[Exercise prompt]
Return each line of the records holding the string "triangle".
* * * *
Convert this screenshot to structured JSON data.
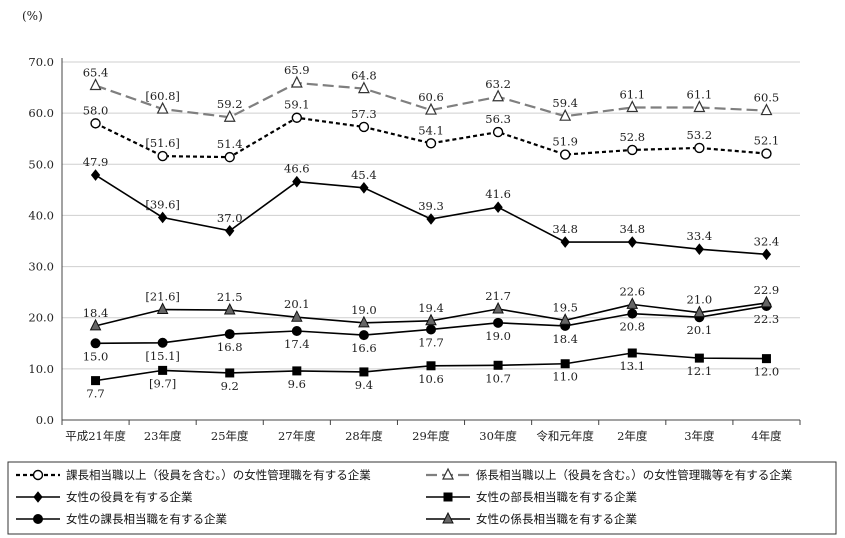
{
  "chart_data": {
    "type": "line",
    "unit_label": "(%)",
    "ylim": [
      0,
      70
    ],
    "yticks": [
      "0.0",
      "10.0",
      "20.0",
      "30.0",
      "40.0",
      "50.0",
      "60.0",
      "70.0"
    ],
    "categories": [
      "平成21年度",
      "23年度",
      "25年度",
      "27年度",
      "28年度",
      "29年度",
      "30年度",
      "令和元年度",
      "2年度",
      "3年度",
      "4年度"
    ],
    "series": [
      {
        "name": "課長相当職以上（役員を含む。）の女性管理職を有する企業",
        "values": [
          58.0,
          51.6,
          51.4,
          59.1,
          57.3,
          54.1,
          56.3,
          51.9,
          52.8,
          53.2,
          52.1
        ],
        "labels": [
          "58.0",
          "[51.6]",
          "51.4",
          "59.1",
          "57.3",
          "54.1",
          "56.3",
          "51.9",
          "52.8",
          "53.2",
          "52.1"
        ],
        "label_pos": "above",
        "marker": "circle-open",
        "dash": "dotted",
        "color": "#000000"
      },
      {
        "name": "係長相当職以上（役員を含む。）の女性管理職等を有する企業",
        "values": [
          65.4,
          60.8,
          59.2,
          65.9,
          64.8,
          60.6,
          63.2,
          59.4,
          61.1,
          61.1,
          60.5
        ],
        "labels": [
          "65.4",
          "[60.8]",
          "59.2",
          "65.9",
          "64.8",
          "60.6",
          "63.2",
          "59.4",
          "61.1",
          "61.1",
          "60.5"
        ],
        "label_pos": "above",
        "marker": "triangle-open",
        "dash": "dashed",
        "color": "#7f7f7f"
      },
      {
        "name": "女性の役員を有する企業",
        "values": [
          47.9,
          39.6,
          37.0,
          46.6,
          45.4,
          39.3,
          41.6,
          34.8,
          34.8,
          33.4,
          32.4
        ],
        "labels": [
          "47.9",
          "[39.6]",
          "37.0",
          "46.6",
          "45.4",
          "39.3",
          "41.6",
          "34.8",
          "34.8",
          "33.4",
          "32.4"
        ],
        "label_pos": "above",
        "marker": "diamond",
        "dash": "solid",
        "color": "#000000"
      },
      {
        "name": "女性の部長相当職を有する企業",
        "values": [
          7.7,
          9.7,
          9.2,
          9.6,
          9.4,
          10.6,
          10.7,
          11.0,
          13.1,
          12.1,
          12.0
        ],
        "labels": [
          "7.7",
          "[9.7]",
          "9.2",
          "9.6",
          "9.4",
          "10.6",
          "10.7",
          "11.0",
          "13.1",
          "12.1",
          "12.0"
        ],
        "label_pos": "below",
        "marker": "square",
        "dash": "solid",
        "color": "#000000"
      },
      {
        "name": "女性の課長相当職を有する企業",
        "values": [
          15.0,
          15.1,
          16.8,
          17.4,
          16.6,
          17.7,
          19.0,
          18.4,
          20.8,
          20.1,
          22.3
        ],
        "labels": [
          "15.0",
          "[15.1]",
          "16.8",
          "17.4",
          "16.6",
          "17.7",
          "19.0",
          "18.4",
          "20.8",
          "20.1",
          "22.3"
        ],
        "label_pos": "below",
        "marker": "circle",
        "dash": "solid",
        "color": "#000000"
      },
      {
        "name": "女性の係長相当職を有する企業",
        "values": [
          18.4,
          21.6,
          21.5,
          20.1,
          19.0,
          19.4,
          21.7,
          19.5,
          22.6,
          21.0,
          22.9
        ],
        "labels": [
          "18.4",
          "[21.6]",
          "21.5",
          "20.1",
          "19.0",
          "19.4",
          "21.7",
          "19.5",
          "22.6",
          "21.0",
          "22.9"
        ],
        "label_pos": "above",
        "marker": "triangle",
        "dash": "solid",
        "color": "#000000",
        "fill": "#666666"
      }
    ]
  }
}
* * * *
[Complete response]
        "marker": "triangle-open",
        "marker": "triangle",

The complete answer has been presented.